JOB: Look through the records below, and copy out every line that holds the string "Bank".

(Saved entries)
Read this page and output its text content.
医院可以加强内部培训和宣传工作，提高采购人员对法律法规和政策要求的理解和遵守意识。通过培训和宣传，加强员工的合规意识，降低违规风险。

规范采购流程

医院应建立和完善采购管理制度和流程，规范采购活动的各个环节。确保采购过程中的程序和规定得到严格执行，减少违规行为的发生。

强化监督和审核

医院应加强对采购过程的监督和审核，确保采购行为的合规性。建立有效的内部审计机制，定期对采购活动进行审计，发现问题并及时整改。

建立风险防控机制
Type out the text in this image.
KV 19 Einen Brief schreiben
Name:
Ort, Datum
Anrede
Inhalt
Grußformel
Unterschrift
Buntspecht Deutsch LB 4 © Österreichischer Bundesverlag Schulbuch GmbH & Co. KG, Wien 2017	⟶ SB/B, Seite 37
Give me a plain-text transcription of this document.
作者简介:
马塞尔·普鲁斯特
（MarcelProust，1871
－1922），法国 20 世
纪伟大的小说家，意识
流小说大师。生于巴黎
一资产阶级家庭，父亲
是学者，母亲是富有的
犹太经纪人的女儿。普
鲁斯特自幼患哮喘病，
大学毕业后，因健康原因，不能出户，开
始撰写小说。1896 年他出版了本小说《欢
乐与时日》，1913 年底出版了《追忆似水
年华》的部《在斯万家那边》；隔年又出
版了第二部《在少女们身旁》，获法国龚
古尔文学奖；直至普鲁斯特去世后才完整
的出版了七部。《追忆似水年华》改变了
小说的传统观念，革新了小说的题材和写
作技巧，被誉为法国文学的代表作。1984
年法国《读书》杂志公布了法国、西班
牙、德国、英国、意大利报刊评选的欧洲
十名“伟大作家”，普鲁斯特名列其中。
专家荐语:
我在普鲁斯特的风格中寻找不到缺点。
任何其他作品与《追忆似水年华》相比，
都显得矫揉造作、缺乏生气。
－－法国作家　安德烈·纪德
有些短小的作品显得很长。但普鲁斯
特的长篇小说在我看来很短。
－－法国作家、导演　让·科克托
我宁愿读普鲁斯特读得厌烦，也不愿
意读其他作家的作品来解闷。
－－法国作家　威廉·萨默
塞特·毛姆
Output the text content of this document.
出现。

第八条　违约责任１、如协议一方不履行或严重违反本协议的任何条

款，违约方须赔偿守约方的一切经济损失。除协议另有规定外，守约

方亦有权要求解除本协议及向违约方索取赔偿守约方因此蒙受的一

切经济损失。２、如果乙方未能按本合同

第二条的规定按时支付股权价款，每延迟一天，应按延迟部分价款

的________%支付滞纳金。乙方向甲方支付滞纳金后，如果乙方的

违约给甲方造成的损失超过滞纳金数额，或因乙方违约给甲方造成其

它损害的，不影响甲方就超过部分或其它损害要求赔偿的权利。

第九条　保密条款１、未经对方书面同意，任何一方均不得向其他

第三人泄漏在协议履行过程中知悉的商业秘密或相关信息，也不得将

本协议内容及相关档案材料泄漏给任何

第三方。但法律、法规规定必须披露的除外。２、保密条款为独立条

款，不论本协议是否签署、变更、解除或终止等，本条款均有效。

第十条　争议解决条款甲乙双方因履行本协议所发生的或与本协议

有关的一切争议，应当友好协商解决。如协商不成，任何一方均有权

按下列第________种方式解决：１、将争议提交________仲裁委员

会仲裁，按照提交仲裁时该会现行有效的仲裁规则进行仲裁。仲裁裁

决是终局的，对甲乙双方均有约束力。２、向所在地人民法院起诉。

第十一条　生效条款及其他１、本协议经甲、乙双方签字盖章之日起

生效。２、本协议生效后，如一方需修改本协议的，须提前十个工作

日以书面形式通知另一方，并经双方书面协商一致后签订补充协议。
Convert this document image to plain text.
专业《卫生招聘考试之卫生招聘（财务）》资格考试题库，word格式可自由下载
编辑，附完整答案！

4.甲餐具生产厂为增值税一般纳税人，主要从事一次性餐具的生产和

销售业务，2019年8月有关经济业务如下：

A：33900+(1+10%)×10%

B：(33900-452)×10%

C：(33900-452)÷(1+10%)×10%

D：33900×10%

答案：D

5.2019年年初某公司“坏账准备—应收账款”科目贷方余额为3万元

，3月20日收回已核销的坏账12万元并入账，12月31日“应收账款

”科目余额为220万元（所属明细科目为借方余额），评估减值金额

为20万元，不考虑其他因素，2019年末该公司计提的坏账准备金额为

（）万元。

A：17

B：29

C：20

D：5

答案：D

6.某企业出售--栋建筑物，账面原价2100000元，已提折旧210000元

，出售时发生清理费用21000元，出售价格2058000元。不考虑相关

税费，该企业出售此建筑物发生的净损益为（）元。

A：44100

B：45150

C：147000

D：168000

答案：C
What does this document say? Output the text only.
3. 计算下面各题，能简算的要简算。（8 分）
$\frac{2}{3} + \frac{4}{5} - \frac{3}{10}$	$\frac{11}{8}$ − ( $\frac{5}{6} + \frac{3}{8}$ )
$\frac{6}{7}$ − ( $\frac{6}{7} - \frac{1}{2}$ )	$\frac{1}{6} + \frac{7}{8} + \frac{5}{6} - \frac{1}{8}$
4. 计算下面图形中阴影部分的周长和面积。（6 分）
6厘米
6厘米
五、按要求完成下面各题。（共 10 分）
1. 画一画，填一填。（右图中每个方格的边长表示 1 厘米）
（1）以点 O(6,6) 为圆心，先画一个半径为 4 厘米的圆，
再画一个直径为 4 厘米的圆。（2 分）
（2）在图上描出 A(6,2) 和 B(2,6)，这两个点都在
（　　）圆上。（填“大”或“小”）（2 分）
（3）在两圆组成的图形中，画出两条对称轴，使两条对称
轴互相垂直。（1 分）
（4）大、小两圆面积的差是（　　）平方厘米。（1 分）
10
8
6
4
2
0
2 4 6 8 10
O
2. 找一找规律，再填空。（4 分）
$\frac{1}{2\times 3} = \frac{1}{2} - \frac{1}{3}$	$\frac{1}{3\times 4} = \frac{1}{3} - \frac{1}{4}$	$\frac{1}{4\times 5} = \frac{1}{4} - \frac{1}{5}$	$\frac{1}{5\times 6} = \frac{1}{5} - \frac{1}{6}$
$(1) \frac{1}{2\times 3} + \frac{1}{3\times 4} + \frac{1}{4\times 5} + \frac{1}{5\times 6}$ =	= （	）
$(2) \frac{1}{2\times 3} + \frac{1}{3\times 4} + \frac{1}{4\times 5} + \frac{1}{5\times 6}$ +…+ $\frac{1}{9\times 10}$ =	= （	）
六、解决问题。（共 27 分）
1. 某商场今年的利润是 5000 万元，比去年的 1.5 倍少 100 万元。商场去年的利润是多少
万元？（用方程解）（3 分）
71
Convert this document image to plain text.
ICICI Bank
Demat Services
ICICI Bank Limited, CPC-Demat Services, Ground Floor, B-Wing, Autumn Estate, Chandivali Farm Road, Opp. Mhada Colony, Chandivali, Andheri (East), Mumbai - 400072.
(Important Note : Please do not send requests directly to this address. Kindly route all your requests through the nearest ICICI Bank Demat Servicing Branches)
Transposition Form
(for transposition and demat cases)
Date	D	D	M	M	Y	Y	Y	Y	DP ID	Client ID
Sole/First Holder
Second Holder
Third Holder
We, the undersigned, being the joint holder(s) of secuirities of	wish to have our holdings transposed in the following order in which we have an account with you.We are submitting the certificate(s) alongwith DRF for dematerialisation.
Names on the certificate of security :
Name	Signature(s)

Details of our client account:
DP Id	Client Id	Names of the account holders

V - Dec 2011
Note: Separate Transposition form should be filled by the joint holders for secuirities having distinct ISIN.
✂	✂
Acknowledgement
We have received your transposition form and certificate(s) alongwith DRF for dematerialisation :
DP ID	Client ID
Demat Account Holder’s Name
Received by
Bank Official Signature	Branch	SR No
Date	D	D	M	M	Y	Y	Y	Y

SOLUTION:
ICICI Bank
ICICI Bank Limited, CPC-Demat Services, Ground Floor, B-Wing, Autumn Estate, Chandivali Farm Road, Opp. Mhada Colony, Chandivali, Andheri (East), Mumbai - 400072.
(Important Note : Please do not send requests directly to this address. Kindly route all your requests through the nearest ICICI Bank Demat Servicing Branches)
Bank Official Signature	Branch	SR No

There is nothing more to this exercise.